Conjunto de tarefas
**1.** Segundo o texto sobre embargos de declaração intempestivos, por que esses embargos interrompem o prazo recursal para a parte contrária? Responda em até três frases.
**2.** Resuma em duas frases o texto sobre embargos de declaração intempestivos.

Opinião 35 – EMBARGOS DE DECLARAÇÃO INTEMPESTIVOS E A INTERRUPÇÃO DO PRAZO RECURSAL PARA A PARTE ADVERSA

Leonardo Carneiro da Cunha em 28 de maio de 2014

Ao julgar o Recurso Especial nº 869.366/PR, o STJ entendeu que, sendo intempestivos, os embargos de declaração não interrompem o prazo para outros recursos pelo embargante, “mas interrompem, quanto ao embargado, que não tem como verificar de plano a referida intempestividade”. De igual modo, ao julgar o Recurso Especial nº 1.299.821/PB, o STJ reafirmou tal entendimento.

Assim, os embargos de declaração, ainda que intempestivos, interrompem o prazo para a parte contrária. Já para o embargante, não haverá interrupção do prazo para outros recursos.

Tal entendimento funda-se no princípio da boa-fé processual e no princípio da segurança jurídica, prestigiando a confiança legítima da parte contrária, que nutriu uma expectativa quanto à interrupção do prazo para a interposição de outros recursos.

Entradas do conjunto de dados:
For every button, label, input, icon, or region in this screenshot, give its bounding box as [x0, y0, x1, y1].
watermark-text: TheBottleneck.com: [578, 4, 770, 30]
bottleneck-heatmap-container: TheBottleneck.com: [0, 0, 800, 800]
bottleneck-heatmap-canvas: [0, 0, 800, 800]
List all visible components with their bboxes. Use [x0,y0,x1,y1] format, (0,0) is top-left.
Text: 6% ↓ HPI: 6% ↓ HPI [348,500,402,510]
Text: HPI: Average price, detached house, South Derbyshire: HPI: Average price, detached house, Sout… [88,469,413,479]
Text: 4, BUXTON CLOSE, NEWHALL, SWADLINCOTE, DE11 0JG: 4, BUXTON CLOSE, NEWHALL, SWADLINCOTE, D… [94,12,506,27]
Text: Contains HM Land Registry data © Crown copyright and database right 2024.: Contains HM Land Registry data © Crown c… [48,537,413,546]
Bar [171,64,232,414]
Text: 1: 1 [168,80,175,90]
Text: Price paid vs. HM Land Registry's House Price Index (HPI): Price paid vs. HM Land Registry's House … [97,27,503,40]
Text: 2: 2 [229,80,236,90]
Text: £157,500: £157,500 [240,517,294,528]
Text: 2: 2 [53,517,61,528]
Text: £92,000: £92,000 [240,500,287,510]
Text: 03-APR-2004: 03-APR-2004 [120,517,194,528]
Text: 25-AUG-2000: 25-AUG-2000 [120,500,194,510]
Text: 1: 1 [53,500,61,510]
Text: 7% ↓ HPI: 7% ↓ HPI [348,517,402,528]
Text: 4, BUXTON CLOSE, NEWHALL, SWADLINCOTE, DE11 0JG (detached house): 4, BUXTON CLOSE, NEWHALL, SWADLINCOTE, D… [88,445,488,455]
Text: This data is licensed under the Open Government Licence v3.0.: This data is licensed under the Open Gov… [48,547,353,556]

Respostas às tarefas
**1.** Segundo o STJ, a parte embargada não tem como verificar de plano a intempestividade dos embargos. Esse entendimento se funda nos princípios da boa-fé processual e da segurança jurídica. Prestigia assim a confiança legítima da parte contrária, que nutriu uma expectativa quanto à interrupção do prazo para a interposição de outros recursos.

**2.** Ao julgar os Recursos Especiais nº 869.366/PR e nº 1.299.821/PB, o STJ entendeu que os embargos de declaração intempestivos interrompem o prazo recursal para a parte embargada, mas não para o embargante. Esse entendimento se baseia nos princípios da boa-fé processual e da segurança jurídica, protegendo a confiança legítima da parte contrária na interrupção do prazo.